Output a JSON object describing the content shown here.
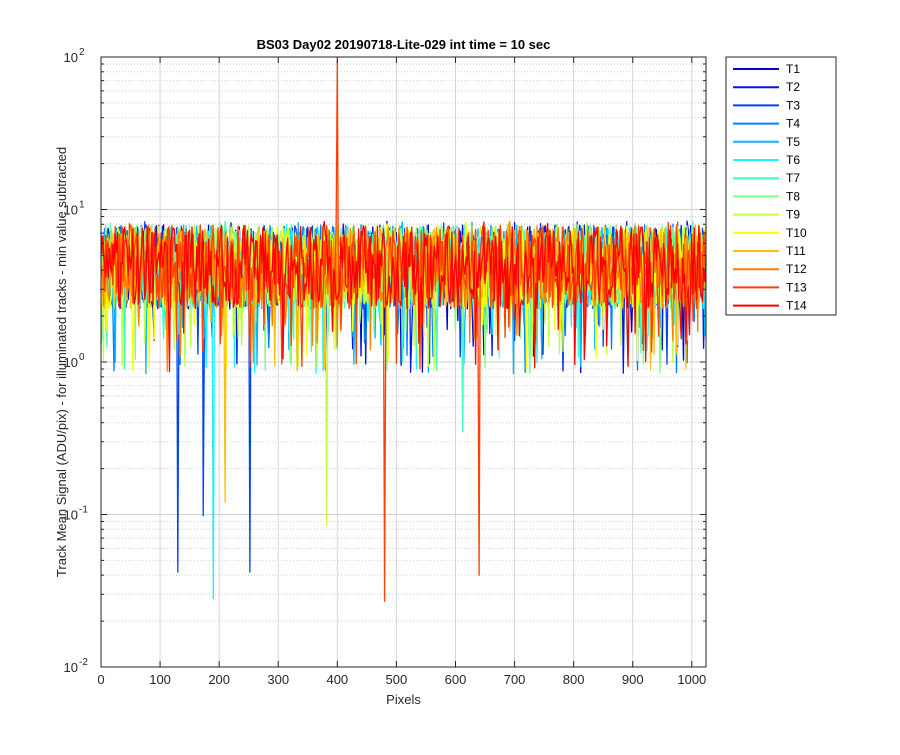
{
  "chart_data": {
    "type": "line",
    "title": "BS03 Day02 20190718-Lite-029 int time = 10 sec",
    "xlabel": "Pixels",
    "ylabel": "Track Mean Signal (ADU/pix) - for illuminated tracks - min value subtracted",
    "xlim": [
      0,
      1024
    ],
    "ylim": [
      0.01,
      100
    ],
    "yscale": "log",
    "grid": true,
    "minor_grid": true,
    "legend_position": "outside-top-right",
    "x_ticks": [
      "0",
      "100",
      "200",
      "300",
      "400",
      "500",
      "600",
      "700",
      "800",
      "900",
      "1000"
    ],
    "x_tick_values": [
      0,
      100,
      200,
      300,
      400,
      500,
      600,
      700,
      800,
      900,
      1000
    ],
    "y_ticks": [
      {
        "base": "10",
        "exp": "-2",
        "value": 0.01
      },
      {
        "base": "10",
        "exp": "-1",
        "value": 0.1
      },
      {
        "base": "10",
        "exp": "0",
        "value": 1
      },
      {
        "base": "10",
        "exp": "1",
        "value": 10
      },
      {
        "base": "10",
        "exp": "2",
        "value": 100
      }
    ],
    "series": [
      {
        "name": "T1",
        "color": "#0000c8",
        "typical": 4.2
      },
      {
        "name": "T2",
        "color": "#0018e0",
        "typical": 4.2
      },
      {
        "name": "T3",
        "color": "#0045f0",
        "typical": 4.2
      },
      {
        "name": "T4",
        "color": "#0080ff",
        "typical": 4.2
      },
      {
        "name": "T5",
        "color": "#00b8ff",
        "typical": 4.2
      },
      {
        "name": "T6",
        "color": "#1ff0ff",
        "typical": 4.2
      },
      {
        "name": "T7",
        "color": "#40ffbf",
        "typical": 4.2
      },
      {
        "name": "T8",
        "color": "#80ff80",
        "typical": 4.2
      },
      {
        "name": "T9",
        "color": "#bfff40",
        "typical": 4.2
      },
      {
        "name": "T10",
        "color": "#ffff00",
        "typical": 4.2
      },
      {
        "name": "T11",
        "color": "#ffc000",
        "typical": 4.2
      },
      {
        "name": "T12",
        "color": "#ff8000",
        "typical": 4.2
      },
      {
        "name": "T13",
        "color": "#ff4000",
        "typical": 4.2
      },
      {
        "name": "T14",
        "color": "#ff0000",
        "typical": 4.2
      }
    ],
    "notable_points": [
      {
        "series": "T13",
        "x": 400,
        "y": 95
      },
      {
        "series": "T13",
        "x": 480,
        "y": 0.027
      },
      {
        "series": "T13",
        "x": 640,
        "y": 0.04
      },
      {
        "series": "T6",
        "x": 190,
        "y": 0.028
      },
      {
        "series": "T3",
        "x": 130,
        "y": 0.042
      },
      {
        "series": "T3",
        "x": 252,
        "y": 0.042
      },
      {
        "series": "T3",
        "x": 173,
        "y": 0.098
      },
      {
        "series": "T9",
        "x": 382,
        "y": 0.085
      },
      {
        "series": "T11",
        "x": 210,
        "y": 0.12
      },
      {
        "series": "T7",
        "x": 612,
        "y": 0.35
      }
    ]
  }
}
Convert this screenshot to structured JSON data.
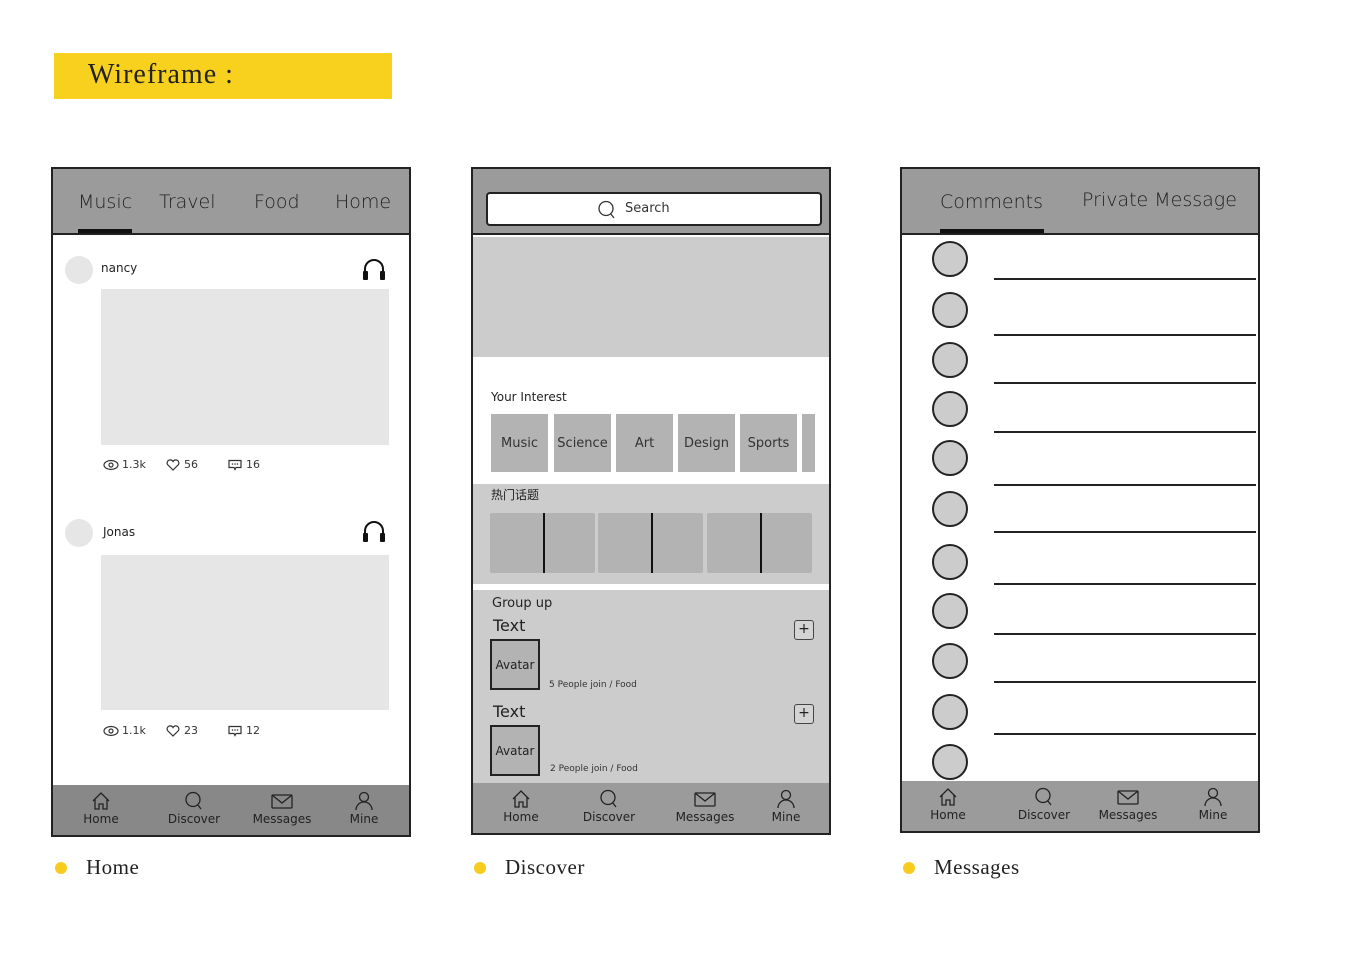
{
  "title": "Wireframe :",
  "colors": {
    "accent_yellow": "#f8d01e",
    "bar_gray": "#9b9b9b",
    "placeholder_gray": "#cccccc",
    "tile_gray": "#b3b3b3",
    "image_gray": "#e6e6e6",
    "ink": "#222222"
  },
  "bottom_nav": [
    {
      "label": "Home",
      "icon": "home-icon"
    },
    {
      "label": "Discover",
      "icon": "search-icon"
    },
    {
      "label": "Messages",
      "icon": "mail-icon"
    },
    {
      "label": "Mine",
      "icon": "user-icon"
    }
  ],
  "home": {
    "tabs": [
      {
        "label": "Music",
        "active": true
      },
      {
        "label": "Travel",
        "active": false
      },
      {
        "label": "Food",
        "active": false
      },
      {
        "label": "Home",
        "active": false
      }
    ],
    "posts": [
      {
        "user": "nancy",
        "icon": "headphones-icon",
        "views": "1.3k",
        "likes": "56",
        "comments": "16"
      },
      {
        "user": "Jonas",
        "icon": "headphones-icon",
        "views": "1.1k",
        "likes": "23",
        "comments": "12"
      }
    ]
  },
  "discover": {
    "search_placeholder": "Search",
    "interest_label": "Your Interest",
    "interests": [
      "Music",
      "Science",
      "Art",
      "Design",
      "Sports"
    ],
    "hot_topics_label": "热门话题",
    "group_label": "Group up",
    "groups": [
      {
        "title": "Text",
        "avatar": "Avatar",
        "meta": "5 People join / Food"
      },
      {
        "title": "Text",
        "avatar": "Avatar",
        "meta": "2 People join / Food"
      }
    ]
  },
  "messages": {
    "tabs": [
      {
        "label": "Comments",
        "active": true
      },
      {
        "label": "Private Message",
        "active": false
      }
    ],
    "row_count": 11
  },
  "captions": [
    "Home",
    "Discover",
    "Messages"
  ]
}
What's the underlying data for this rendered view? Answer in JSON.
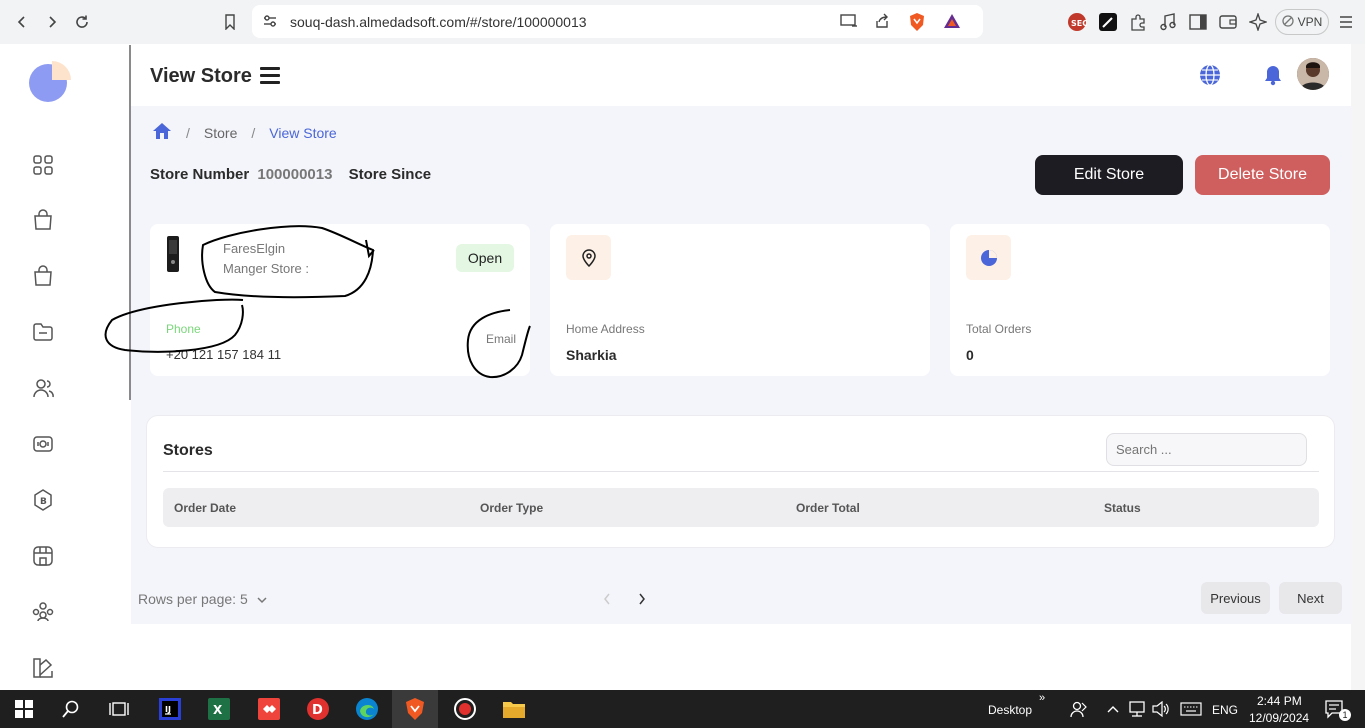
{
  "browser": {
    "url": "souq-dash.almedadsoft.com/#/store/100000013",
    "vpn_label": "VPN"
  },
  "header": {
    "title": "View Store"
  },
  "breadcrumb": {
    "items": [
      "Store",
      "View Store"
    ]
  },
  "store": {
    "number_label": "Store Number",
    "number_value": "100000013",
    "since_label": "Store Since"
  },
  "actions": {
    "edit": "Edit Store",
    "delete": "Delete Store"
  },
  "cards": {
    "owner": {
      "name": "FaresElgin",
      "role": "Manger Store :",
      "status": "Open",
      "phone_label": "Phone",
      "phone_value": "+20 121 157 184 11",
      "email_label": "Email"
    },
    "address": {
      "label": "Home Address",
      "value": "Sharkia"
    },
    "orders": {
      "label": "Total Orders",
      "value": "0"
    }
  },
  "stores_table": {
    "title": "Stores",
    "search_placeholder": "Search ...",
    "columns": [
      "Order Date",
      "Order Type",
      "Order Total",
      "Status"
    ]
  },
  "pagination": {
    "rows_per_page_label": "Rows per page: 5",
    "previous": "Previous",
    "next": "Next"
  },
  "taskbar": {
    "desktop_label": "Desktop",
    "lang": "ENG",
    "time": "2:44 PM",
    "date": "12/09/2024",
    "notification_count": "1"
  },
  "colors": {
    "accent": "#4a66d8",
    "edit_button": "#1c1c22",
    "delete_button": "#cf5f5f",
    "open_badge_bg": "#e3f7e3",
    "phone_label": "#7bd67b"
  }
}
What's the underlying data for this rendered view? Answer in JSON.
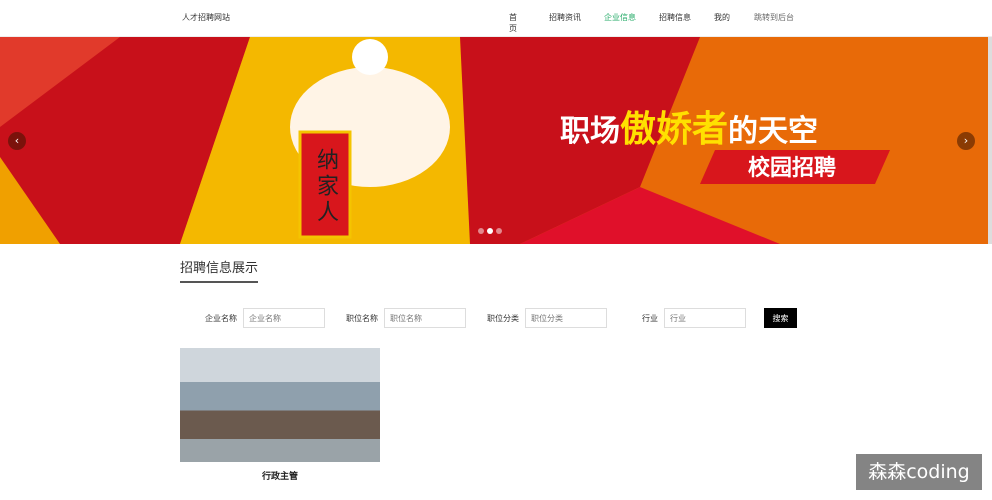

⁂

**WHAT THE TASK ASKS**
Select every line above that contains the word "user", and copy it.

**COMPLETED EXERCISE**
      "icon": "user-icon"
        "user": "nancy",
        "user": "Jonas",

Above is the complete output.